- [KUTIPAN DOKUMEN]:
_ _ _ _

![]() |
Konflik lahan Kupang memanas. Thobias Lay, Bendahara APRESI, tegaskan sertifikat tanah warga lebih sah daripada klaim hutan lindung DLHK NTT. |
Kota Kupang, NTT, 17 September 2025— Konflik antara sertifikat tanah masyarakat dengan klaim kawasan hutan lindung DLHK Provinsi NTT semakin memanas pasca diberlakukannya Perda RTRW Provinsi NTT Nomor 4 Tahun 2024–2043. Aturan yang disahkan pada 21 Oktober 2024 itu kini menjadi sorotan tajam karena dianggap mengabaikan hak warga yang telah lama menguasai lahan secara sah.
Menanggapi pernyataan Kabag Hukum Setda Kota Kupang, Pauto W. Neno, yang menyebut keterbatasan kewenangan Pemkot dalam menyelesaikan konflik sertifikat dan status kawasan hutan, Thobias Lay selaku Bendahara Asosiasi Pengembang Perumahan dan Permukiman Seluruh Indonesia (APRESI) menilai jawaban itu terlalu defensif.
Menurutnya, justru karena keterbatasan kewenangan, Pemkot Kupang harus berani bertindak sebagai advokat rakyat. “Sertifikat tanah bukan sekadar kertas, tetapi bukti sah hak kepemilikan dan sejarah penguasaan lahan. Jika tiba-tiba lahan itu diklaim sebagai hutan lindung, yang terguncang bukan hanya pembangunan, melainkan juga martabat dan rasa aman masyarakat,” tegas Thobias.
Warga yang telah menempati dan mengelola lahan secara turun-temurun, menurut Thobias, memiliki hak yang diakui oleh negara melalui sertifikat tanah. Karena itu, penetapan kawasan hutan tanpa mempertimbangkan kondisi eksisting sama saja dengan meniadakan sejarah dan hak-hak rakyat.
Ia menekankan bahwa hukum tata ruang semestinya bersifat adaptif. “Jika hukum tidak berpijak pada realitas sosial, ia hanya akan menjadi alat penyerobotan. RTRW tidak boleh disusun di atas pengorbanan rakyat,” ujarnya.
Thobias menambahkan, koordinasi lintas lembaga antara Pemkot, Pemprov, dan kementerian tidak cukup jika hanya administratif. Harus ada keberpihakan jelas terhadap masyarakat. Ia mengingatkan bahwa DPRD maupun DPR RI sebelumnya pernah mendorong penertiban kawasan hutan secara adil dan menyeluruh di Kupang.
Pemkot Kupang Jangan PasifMenurutnya, Pemkot Kupang tidak boleh hanya berhenti pada posisi “mengusulkan kondisi lapangan”, melainkan harus memperjuangkan perubahan status lahan yang sudah dihuni warga agar dikeluarkan dari kawasan hutan. “Ini soal keberanian politik membela rakyat, bukan sekadar prosedur birokrasi,” tegasnya lagi.
"Kami punya sertifikat resmi. Tanah ini tempat kami hidup turun-temurun. Kalau sekarang disebut hutan lindung, lalu bagaimana nasib kami?" ungkap seorang warga dari Kelurahan Naioni.

_ _ _ _

- [MATERI YANG DIBERIKAN]:

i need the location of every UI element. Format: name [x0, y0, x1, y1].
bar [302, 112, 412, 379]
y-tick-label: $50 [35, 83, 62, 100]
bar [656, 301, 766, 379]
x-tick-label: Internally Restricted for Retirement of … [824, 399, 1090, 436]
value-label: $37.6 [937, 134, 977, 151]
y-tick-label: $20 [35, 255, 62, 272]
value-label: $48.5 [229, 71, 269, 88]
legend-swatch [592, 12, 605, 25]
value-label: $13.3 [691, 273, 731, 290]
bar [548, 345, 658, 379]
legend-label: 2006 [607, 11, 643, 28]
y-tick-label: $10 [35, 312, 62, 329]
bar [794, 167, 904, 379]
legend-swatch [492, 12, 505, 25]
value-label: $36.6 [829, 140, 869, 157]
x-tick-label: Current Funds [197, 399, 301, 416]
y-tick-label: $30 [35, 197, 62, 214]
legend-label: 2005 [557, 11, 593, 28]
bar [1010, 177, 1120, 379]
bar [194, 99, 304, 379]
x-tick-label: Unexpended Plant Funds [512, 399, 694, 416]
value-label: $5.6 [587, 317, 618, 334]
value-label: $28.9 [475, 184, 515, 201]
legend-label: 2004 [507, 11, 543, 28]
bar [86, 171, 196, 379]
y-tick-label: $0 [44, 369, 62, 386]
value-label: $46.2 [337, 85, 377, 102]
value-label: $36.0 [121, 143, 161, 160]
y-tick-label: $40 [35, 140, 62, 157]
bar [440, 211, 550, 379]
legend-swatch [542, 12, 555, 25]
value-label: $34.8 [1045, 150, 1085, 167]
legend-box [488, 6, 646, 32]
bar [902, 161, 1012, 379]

_ _ _ _

- [BUTIR TUGAS]: Tulis ulang persis bagian kutipan dokumen yang dimulai dengan "Menurutnya, justru karena" dan berlanjut sampai "dan hak-hak rakyat.". Gunakan kutipan dokumen itu saja sebagai sumber.

- [JAWABAN LATIHAN]:
Menurutnya, justru karena keterbatasan kewenangan, Pemkot Kupang harus berani bertindak sebagai advokat rakyat. “Sertifikat tanah bukan sekadar kertas, tetapi bukti sah hak kepemilikan dan sejarah penguasaan lahan. Jika tiba-tiba lahan itu diklaim sebagai hutan lindung, yang terguncang bukan hanya pembangunan, melainkan juga martabat dan rasa aman masyarakat,” tegas Thobias.
Warga yang telah menempati dan mengelola lahan secara turun-temurun, menurut Thobias, memiliki hak yang diakui oleh negara melalui sertifikat tanah. Karena itu, penetapan kawasan hutan tanpa mempertimbangkan kondisi eksisting sama saja dengan meniadakan sejarah dan hak-hak rakyat.